## PROMPT
Below is some data. Copy the stretch that opens with the line containing "breed-card-persian[interactable]: Persian Lorem" and closes with the line containing "page-container: Cats, Dogs", word for word and including both of those lines.

START DATASET EXTRACT

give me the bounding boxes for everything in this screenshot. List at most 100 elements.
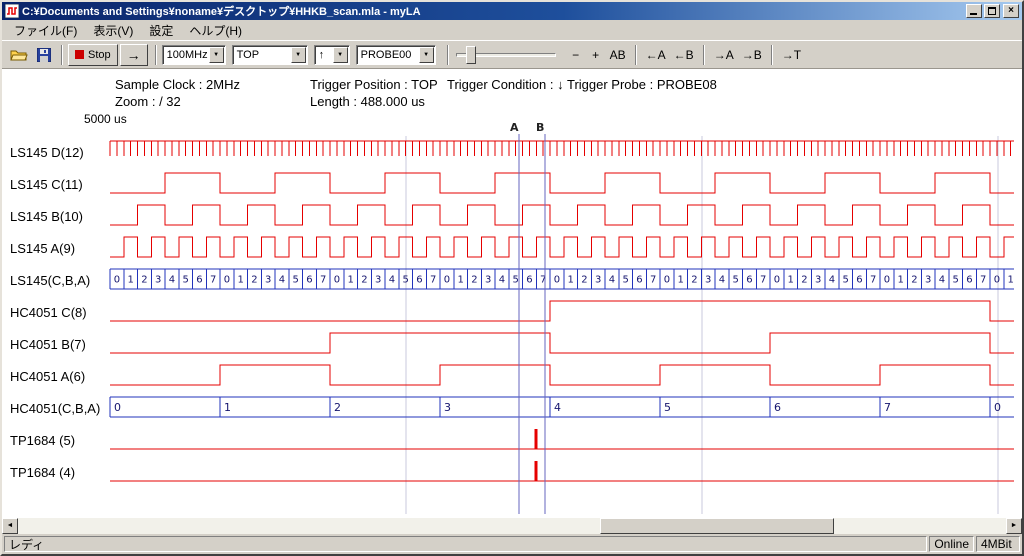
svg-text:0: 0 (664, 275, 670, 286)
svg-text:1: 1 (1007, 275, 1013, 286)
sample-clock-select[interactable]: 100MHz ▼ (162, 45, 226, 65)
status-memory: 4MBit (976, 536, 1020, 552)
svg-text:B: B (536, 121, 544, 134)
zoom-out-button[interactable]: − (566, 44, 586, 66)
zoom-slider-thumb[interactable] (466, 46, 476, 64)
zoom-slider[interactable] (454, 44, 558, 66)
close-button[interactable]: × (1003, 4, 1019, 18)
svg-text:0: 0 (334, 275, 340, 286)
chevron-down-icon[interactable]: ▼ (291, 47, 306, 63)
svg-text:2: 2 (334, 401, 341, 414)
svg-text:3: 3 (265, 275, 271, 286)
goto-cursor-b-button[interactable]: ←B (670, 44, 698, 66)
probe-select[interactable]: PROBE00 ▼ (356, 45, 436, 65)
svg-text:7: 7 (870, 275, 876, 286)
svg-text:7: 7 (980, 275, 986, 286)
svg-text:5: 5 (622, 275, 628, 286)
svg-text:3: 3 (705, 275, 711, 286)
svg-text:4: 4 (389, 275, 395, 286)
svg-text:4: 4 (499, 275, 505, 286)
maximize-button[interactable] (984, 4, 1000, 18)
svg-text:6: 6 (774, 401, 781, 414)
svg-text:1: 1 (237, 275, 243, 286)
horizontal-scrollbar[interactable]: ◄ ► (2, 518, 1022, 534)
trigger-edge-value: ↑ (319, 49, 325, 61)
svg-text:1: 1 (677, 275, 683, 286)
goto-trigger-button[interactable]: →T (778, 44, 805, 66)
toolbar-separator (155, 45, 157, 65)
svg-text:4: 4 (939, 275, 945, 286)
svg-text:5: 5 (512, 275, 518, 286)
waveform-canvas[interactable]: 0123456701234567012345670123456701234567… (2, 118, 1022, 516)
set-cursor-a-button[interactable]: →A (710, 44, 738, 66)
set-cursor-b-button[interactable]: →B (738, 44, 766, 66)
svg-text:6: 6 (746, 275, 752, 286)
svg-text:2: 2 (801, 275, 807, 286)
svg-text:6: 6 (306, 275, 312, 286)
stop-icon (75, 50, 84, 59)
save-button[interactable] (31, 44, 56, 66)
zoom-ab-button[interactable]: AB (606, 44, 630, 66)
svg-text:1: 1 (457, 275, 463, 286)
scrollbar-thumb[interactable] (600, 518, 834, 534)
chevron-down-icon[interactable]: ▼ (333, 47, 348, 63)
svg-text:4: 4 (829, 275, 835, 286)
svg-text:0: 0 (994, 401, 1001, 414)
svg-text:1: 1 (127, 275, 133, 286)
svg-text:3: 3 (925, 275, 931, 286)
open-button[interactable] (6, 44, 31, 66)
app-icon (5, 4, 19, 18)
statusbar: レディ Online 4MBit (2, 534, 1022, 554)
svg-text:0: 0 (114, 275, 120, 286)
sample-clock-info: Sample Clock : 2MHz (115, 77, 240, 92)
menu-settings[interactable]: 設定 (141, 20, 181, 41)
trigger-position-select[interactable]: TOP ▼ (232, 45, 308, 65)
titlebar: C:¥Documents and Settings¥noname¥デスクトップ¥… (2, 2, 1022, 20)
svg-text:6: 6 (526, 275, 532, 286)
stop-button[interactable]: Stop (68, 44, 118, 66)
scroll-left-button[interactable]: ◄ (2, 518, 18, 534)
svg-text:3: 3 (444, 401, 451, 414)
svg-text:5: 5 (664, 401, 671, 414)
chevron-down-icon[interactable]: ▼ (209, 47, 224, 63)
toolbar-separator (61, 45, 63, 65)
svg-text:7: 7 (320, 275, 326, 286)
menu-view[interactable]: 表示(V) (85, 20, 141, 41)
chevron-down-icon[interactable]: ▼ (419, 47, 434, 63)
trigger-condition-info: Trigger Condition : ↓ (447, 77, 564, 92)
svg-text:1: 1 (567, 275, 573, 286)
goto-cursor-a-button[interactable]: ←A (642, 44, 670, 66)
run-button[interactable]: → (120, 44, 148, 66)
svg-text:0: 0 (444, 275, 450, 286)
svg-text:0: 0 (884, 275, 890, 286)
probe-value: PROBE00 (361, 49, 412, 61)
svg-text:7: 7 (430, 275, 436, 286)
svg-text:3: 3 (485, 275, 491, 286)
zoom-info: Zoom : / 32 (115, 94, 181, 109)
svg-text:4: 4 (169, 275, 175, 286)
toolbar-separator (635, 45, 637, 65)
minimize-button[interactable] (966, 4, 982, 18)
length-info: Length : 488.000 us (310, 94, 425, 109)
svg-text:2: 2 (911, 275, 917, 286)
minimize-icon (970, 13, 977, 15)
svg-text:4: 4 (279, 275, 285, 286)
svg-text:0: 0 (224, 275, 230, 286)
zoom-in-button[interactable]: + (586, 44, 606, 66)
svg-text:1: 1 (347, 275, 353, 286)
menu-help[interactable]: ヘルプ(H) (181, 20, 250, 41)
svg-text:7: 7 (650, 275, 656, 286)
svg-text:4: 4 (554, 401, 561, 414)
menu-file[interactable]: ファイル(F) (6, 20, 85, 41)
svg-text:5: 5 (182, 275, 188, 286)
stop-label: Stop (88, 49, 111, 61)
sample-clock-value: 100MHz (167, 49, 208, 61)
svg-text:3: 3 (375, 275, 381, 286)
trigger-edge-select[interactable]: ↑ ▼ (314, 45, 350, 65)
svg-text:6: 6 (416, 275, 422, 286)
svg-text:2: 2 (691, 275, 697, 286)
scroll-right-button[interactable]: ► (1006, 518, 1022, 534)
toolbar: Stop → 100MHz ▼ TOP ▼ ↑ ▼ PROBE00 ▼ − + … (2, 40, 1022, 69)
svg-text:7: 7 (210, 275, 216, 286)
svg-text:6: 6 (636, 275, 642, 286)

END DATASET EXTRACT
START DATASET EXTRACT

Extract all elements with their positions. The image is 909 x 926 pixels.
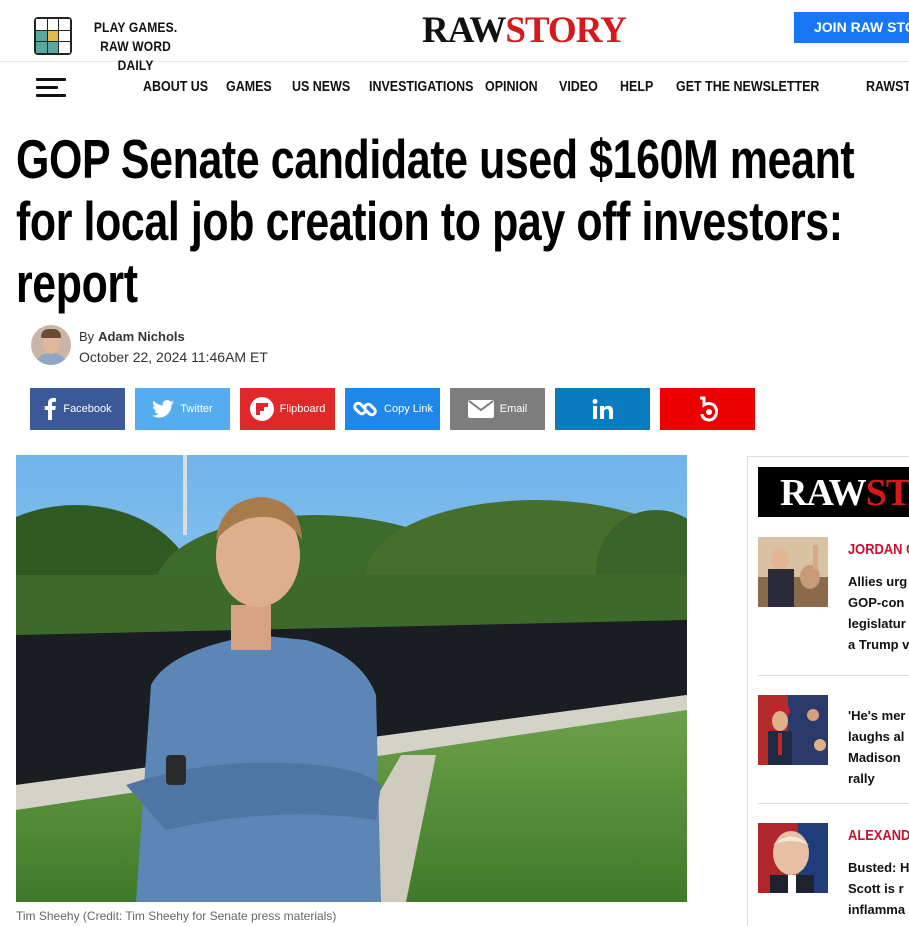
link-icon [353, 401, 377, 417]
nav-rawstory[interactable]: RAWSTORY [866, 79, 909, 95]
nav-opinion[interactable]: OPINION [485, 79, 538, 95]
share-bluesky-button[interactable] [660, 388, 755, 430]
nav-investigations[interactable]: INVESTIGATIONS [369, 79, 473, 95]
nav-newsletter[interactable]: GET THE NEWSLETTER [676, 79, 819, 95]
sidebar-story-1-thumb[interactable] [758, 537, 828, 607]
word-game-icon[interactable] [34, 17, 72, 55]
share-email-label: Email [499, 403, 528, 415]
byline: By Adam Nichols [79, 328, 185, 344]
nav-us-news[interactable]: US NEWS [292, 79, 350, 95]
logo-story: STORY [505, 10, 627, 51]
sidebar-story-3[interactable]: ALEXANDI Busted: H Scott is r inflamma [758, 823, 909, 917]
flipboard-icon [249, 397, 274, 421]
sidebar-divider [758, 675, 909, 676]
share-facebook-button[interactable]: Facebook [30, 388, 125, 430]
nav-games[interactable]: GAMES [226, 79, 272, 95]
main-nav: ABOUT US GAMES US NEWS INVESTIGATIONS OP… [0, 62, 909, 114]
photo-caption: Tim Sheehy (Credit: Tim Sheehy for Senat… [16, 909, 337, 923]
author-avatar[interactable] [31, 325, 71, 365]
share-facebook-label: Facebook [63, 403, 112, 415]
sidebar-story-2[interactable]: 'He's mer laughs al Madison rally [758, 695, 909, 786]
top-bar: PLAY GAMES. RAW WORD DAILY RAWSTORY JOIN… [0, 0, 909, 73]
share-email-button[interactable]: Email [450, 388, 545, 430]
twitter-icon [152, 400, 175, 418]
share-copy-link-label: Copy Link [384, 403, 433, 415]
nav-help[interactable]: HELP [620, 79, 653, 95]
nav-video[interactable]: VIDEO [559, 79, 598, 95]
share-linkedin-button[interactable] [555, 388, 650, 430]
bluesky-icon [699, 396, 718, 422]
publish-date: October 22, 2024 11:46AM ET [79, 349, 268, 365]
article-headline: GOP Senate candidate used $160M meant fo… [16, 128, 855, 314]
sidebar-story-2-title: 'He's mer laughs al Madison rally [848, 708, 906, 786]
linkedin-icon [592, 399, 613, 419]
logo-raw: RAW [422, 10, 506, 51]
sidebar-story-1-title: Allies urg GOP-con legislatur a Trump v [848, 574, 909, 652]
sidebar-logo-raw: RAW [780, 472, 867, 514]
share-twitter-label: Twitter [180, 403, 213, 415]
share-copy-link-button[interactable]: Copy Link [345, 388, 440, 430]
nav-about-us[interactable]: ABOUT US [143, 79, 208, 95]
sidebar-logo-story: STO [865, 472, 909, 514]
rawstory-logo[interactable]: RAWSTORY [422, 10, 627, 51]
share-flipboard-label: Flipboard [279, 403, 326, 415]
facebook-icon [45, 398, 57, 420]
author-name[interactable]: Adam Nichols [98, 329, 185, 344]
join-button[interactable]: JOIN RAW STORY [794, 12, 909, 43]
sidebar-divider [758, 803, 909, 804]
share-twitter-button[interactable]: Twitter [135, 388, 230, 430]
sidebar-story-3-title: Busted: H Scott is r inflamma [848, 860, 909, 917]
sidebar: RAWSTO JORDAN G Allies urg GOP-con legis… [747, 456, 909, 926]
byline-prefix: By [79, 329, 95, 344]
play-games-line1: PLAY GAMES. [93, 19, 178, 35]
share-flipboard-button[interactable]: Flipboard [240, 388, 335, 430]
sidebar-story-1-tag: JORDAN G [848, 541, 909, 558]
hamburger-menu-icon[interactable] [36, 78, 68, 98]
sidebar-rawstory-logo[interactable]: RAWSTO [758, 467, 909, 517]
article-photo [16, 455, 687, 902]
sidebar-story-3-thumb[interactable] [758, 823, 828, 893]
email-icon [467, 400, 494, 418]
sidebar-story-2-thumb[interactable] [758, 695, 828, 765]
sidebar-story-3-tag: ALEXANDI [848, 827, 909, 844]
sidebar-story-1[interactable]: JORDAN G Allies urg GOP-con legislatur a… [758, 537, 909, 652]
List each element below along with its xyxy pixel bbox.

END DATASET EXTRACT
START DATASET EXTRACT

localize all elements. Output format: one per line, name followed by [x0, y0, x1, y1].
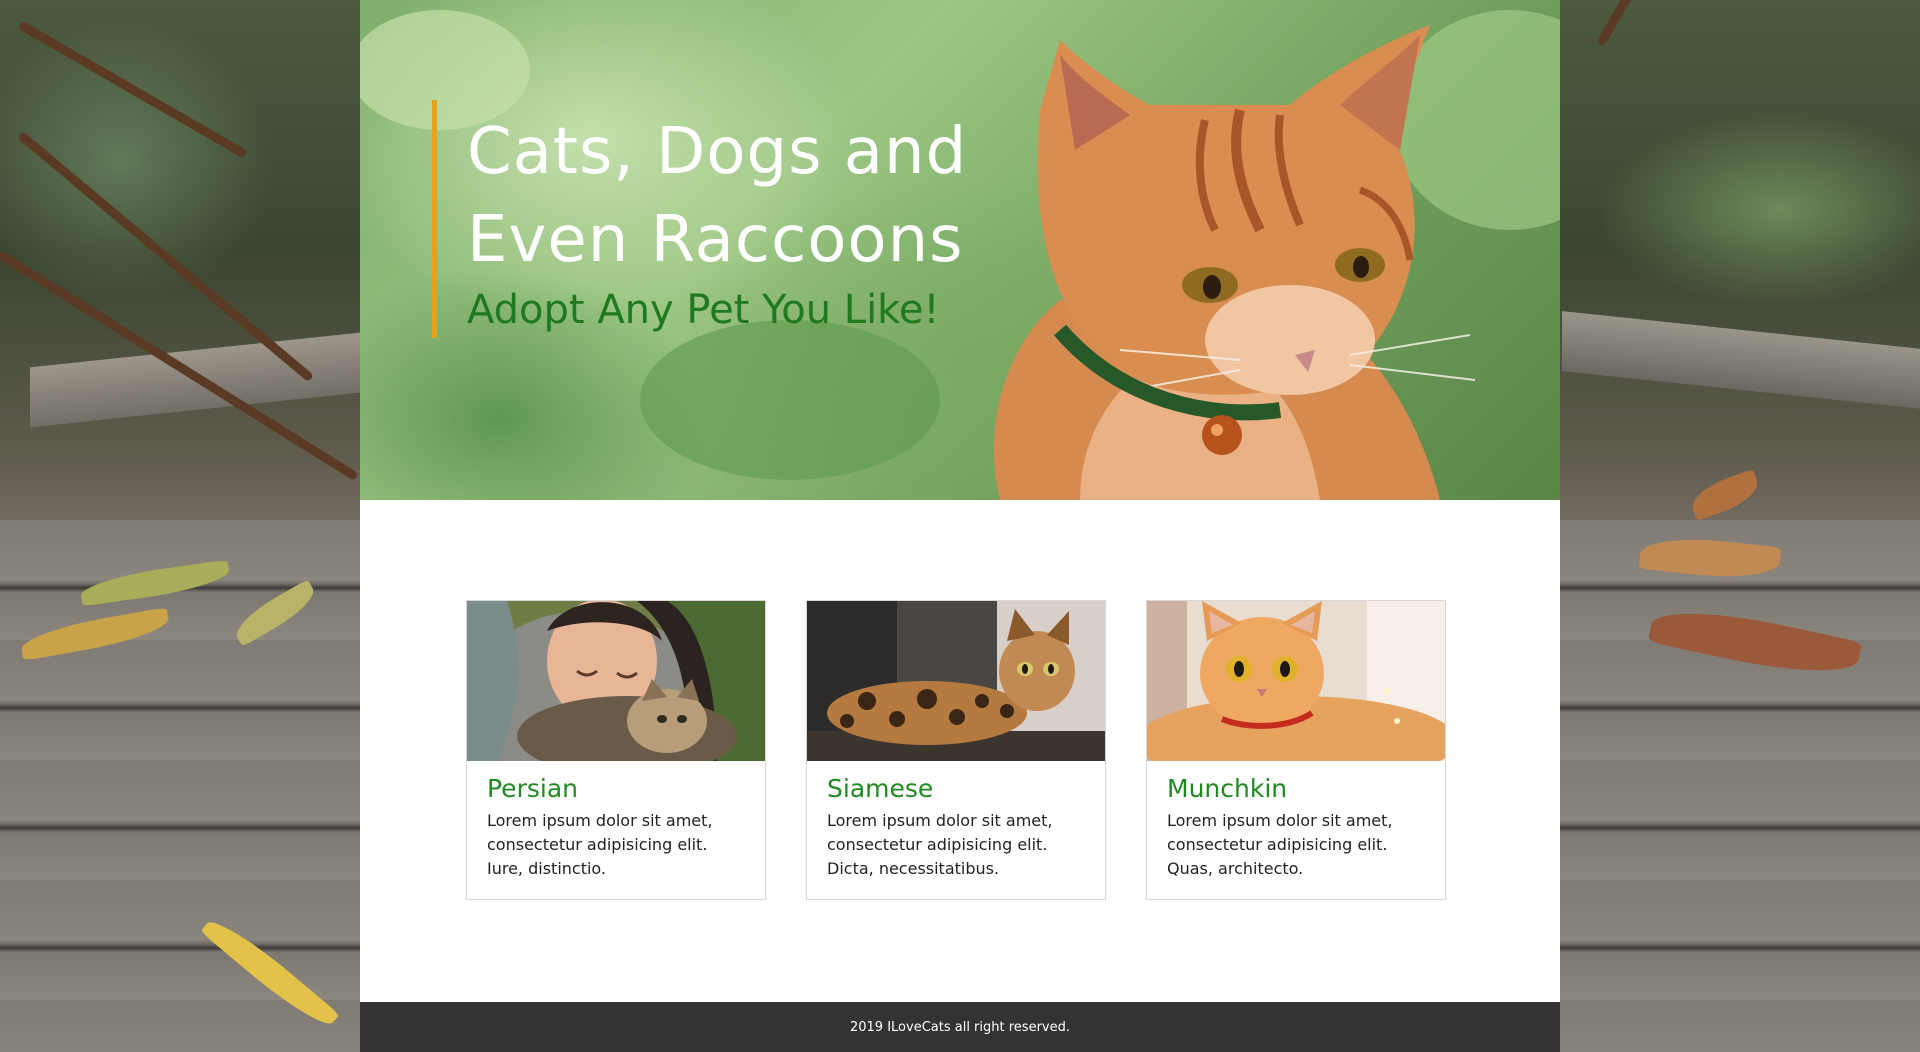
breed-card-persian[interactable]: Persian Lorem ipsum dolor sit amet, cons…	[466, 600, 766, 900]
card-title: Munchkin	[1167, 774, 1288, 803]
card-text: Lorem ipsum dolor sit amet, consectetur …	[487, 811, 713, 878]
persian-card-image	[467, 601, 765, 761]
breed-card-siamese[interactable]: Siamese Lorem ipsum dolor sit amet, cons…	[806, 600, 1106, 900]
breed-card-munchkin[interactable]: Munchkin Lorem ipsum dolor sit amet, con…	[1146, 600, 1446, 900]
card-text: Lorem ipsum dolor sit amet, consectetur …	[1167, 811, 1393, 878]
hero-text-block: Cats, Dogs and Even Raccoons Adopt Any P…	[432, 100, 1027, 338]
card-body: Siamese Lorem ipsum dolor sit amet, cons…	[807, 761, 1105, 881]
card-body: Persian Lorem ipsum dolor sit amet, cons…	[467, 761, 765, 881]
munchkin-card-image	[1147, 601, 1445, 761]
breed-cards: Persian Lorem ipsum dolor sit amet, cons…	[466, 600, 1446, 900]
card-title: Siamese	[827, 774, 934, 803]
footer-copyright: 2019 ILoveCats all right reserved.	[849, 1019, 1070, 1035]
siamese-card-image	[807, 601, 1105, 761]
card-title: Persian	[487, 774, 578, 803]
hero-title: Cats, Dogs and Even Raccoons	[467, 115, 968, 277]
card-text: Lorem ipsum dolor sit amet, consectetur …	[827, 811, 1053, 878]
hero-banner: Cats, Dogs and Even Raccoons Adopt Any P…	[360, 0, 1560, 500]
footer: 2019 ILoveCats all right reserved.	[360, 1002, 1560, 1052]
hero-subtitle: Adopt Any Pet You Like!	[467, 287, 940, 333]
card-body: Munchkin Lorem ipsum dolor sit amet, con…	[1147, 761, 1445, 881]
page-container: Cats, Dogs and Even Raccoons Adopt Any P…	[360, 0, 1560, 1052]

END DATASET EXTRACT

## ANSWER TO THIS TASK
breed-card-persian[interactable]: Persian Lorem ipsum dolor sit amet, cons…	[466, 600, 766, 900]
card-title: Munchkin	[1167, 774, 1288, 803]
card-text: Lorem ipsum dolor sit amet, consectetur …	[487, 811, 713, 878]
persian-card-image	[467, 601, 765, 761]
breed-card-siamese[interactable]: Siamese Lorem ipsum dolor sit amet, cons…	[806, 600, 1106, 900]
breed-card-munchkin[interactable]: Munchkin Lorem ipsum dolor sit amet, con…	[1146, 600, 1446, 900]
card-text: Lorem ipsum dolor sit amet, consectetur …	[1167, 811, 1393, 878]
hero-text-block: Cats, Dogs and Even Raccoons Adopt Any P…	[432, 100, 1027, 338]
card-body: Siamese Lorem ipsum dolor sit amet, cons…	[807, 761, 1105, 881]
card-body: Persian Lorem ipsum dolor sit amet, cons…	[467, 761, 765, 881]
munchkin-card-image	[1147, 601, 1445, 761]
breed-cards: Persian Lorem ipsum dolor sit amet, cons…	[466, 600, 1446, 900]
card-title: Siamese	[827, 774, 934, 803]
footer-copyright: 2019 ILoveCats all right reserved.	[849, 1019, 1070, 1035]
siamese-card-image	[807, 601, 1105, 761]
card-title: Persian	[487, 774, 578, 803]
hero-title: Cats, Dogs and Even Raccoons	[467, 115, 968, 277]
card-text: Lorem ipsum dolor sit amet, consectetur …	[827, 811, 1053, 878]
hero-banner: Cats, Dogs and Even Raccoons Adopt Any P…	[360, 0, 1560, 500]
footer: 2019 ILoveCats all right reserved.	[360, 1002, 1560, 1052]
hero-subtitle: Adopt Any Pet You Like!	[467, 287, 940, 333]
card-body: Munchkin Lorem ipsum dolor sit amet, con…	[1147, 761, 1445, 881]
page-container: Cats, Dogs and Even Raccoons Adopt Any P…	[360, 0, 1560, 1052]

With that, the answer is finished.